AIM OF THE TASK » Scan the records for the word "have". Copy each line that includes it.

---

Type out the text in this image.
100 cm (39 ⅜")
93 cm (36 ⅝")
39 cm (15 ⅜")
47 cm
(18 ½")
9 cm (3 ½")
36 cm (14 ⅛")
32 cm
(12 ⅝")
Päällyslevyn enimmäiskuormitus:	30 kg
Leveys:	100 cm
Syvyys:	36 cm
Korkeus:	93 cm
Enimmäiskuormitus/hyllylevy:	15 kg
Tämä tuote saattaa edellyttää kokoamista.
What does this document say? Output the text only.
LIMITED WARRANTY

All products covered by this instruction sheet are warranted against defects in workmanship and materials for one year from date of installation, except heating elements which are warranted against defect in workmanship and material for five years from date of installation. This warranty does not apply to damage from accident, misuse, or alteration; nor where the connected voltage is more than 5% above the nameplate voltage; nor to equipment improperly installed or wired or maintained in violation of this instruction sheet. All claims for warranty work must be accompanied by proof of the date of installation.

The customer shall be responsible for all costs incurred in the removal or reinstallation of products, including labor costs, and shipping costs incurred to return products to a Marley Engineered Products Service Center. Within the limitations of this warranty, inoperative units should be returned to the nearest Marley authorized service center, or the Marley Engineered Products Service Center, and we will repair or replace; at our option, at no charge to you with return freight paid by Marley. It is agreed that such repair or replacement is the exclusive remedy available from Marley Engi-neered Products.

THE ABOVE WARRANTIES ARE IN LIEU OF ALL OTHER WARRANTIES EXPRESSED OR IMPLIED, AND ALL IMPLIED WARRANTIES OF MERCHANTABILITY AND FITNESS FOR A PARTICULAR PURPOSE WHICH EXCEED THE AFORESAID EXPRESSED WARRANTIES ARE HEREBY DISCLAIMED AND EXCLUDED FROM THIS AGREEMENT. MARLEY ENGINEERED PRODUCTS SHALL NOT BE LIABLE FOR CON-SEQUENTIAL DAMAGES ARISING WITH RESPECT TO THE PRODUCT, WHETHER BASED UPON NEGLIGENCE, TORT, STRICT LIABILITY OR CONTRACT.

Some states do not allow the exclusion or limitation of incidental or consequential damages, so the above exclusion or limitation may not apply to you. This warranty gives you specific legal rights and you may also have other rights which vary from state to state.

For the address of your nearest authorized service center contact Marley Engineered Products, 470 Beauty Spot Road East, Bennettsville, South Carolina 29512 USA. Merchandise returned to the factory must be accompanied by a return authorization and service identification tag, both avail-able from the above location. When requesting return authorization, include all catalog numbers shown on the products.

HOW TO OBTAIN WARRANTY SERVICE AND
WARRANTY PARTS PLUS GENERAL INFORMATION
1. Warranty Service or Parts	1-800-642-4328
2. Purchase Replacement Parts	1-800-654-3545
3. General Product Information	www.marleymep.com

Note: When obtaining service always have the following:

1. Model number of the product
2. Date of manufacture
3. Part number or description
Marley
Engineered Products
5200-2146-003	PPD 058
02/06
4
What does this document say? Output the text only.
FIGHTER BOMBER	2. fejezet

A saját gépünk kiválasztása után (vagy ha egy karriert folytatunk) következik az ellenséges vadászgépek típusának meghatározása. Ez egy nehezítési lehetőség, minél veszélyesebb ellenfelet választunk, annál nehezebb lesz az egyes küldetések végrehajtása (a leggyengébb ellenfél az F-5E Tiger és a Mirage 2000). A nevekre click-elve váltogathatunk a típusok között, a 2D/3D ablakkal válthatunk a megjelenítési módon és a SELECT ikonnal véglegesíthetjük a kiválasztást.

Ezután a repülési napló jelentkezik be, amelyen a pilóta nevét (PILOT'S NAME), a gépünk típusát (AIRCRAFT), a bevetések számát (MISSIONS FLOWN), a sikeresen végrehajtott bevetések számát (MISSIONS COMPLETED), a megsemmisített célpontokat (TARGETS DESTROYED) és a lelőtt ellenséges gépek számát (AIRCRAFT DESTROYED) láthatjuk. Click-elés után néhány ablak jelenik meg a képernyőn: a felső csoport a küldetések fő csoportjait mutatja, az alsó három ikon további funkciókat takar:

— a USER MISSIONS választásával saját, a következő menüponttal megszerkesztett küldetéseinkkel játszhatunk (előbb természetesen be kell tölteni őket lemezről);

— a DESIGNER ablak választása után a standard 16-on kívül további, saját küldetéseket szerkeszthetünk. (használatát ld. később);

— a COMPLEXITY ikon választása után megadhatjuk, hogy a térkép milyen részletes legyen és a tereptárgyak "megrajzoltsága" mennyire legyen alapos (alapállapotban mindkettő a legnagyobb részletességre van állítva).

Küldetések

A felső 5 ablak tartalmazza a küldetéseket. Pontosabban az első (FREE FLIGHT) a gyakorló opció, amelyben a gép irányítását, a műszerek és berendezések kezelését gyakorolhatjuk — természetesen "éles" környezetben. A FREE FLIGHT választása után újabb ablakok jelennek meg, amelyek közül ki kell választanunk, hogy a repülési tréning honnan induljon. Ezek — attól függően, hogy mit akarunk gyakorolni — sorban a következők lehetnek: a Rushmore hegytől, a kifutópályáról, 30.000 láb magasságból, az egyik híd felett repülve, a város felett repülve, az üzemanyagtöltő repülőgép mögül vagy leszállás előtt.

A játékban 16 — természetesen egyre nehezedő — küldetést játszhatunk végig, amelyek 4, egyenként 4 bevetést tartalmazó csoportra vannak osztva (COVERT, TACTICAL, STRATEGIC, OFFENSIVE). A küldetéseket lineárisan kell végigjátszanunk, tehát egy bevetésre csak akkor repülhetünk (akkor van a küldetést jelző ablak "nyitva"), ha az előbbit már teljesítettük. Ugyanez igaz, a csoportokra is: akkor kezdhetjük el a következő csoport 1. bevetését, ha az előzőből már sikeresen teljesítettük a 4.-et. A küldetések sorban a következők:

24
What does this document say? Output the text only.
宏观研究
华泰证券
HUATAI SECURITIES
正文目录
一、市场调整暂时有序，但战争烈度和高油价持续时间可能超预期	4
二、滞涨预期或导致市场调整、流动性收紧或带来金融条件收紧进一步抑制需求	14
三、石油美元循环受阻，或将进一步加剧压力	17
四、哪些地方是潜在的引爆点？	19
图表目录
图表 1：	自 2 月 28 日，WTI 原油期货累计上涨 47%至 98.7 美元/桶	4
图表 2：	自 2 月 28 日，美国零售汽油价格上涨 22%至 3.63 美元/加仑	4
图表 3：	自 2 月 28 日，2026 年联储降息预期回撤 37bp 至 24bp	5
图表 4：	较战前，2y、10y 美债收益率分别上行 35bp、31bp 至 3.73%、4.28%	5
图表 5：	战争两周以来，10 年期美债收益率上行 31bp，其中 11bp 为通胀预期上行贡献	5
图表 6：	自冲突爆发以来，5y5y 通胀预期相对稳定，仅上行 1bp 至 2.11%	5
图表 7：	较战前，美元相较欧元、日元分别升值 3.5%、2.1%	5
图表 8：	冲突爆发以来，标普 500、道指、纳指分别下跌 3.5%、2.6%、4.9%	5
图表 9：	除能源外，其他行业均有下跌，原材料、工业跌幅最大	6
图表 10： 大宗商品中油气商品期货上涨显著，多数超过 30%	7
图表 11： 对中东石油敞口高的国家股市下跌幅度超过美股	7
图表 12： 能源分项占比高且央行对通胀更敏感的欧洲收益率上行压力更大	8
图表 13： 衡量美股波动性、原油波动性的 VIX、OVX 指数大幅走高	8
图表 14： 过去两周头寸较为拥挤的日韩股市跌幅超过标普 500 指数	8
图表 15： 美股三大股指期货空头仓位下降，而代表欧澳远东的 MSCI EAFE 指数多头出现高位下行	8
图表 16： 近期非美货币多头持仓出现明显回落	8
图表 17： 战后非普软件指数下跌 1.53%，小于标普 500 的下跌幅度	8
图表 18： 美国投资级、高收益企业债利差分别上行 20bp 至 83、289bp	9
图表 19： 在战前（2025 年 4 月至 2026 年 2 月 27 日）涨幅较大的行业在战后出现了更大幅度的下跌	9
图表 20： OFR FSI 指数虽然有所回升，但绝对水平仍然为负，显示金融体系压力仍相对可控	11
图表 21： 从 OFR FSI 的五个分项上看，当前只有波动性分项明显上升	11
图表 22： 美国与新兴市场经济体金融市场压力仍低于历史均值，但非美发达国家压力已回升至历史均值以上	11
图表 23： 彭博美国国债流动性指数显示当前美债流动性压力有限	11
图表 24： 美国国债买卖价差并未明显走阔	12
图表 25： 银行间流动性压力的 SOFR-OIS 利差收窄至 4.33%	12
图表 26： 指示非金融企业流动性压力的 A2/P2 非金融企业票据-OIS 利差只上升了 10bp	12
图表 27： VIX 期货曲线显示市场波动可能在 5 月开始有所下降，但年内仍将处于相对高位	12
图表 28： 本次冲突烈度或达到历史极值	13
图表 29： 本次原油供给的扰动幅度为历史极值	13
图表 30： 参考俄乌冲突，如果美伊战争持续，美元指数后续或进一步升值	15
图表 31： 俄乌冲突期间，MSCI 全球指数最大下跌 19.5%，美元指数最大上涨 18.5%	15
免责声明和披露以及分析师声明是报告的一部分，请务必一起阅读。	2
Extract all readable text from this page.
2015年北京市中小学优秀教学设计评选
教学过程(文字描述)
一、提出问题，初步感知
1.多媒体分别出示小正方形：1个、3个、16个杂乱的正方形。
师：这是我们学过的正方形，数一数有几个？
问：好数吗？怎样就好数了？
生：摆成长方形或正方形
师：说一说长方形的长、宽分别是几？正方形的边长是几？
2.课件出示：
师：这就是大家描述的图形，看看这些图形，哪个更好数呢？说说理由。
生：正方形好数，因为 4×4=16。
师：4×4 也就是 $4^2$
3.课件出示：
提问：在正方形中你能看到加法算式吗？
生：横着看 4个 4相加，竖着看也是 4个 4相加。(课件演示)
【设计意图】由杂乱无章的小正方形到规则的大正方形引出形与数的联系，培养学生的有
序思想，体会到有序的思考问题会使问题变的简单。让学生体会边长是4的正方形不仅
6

---

TASK SOLUTION »
Some states do not allow the exclusion or limitation of incidental or consequential damages, so the above exclusion or limitation may not apply to you. This warranty gives you specific legal rights and you may also have other rights which vary from state to state.
Note: When obtaining service always have the following:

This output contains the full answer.